START Extracted information

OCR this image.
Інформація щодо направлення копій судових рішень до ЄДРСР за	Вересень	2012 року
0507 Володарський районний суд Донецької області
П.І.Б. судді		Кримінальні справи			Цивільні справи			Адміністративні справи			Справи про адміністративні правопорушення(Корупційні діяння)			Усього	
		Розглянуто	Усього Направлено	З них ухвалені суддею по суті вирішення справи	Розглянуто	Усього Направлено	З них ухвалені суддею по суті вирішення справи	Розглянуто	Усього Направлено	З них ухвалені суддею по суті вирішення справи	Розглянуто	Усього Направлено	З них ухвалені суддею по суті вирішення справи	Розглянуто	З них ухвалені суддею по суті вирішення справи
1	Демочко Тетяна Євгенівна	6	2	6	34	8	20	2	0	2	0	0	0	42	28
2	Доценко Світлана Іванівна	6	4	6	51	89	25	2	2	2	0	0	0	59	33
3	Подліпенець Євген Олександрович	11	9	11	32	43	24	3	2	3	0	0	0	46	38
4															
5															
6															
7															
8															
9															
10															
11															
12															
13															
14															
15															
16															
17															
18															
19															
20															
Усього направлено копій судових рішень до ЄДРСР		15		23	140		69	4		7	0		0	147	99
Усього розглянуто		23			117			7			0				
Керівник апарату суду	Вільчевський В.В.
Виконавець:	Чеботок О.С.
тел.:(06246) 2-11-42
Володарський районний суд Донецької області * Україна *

END Extracted information

_Work required_.
Write out every entry verbatim.

_Complete output_.
OCR this image.
Інформація щодо направлення копій судових рішень до ЄДРСР за	Вересень	2012 року
0507 Володарський районний суд Донецької області
П.І.Б. судді		Кримінальні справи			Цивільні справи			Адміністративні справи			Справи про адміністративні правопорушення(Корупційні діяння)			Усього	
		Розглянуто	Усього Направлено	З них ухвалені суддею по суті вирішення справи	Розглянуто	Усього Направлено	З них ухвалені суддею по суті вирішення справи	Розглянуто	Усього Направлено	З них ухвалені суддею по суті вирішення справи	Розглянуто	Усього Направлено	З них ухвалені суддею по суті вирішення справи	Розглянуто	З них ухвалені суддею по суті вирішення справи
1	Демочко Тетяна Євгенівна	6	2	6	34	8	20	2	0	2	0	0	0	42	28
2	Доценко Світлана Іванівна	6	4	6	51	89	25	2	2	2	0	0	0	59	33
3	Подліпенець Євген Олександрович	11	9	11	32	43	24	3	2	3	0	0	0	46	38
4															
5															
6															
7															
8															
9															
10															
11															
12															
13															
14															
15															
16															
17															
18															
19															
20															
Усього направлено копій судових рішень до ЄДРСР		15		23	140		69	4		7	0		0	147	99
Усього розглянуто		23			117			7			0				
Керівник апарату суду	Вільчевський В.В.
Виконавець:	Чеботок О.С.
тел.:(06246) 2-11-42
Володарський районний суд Донецької області * Україна *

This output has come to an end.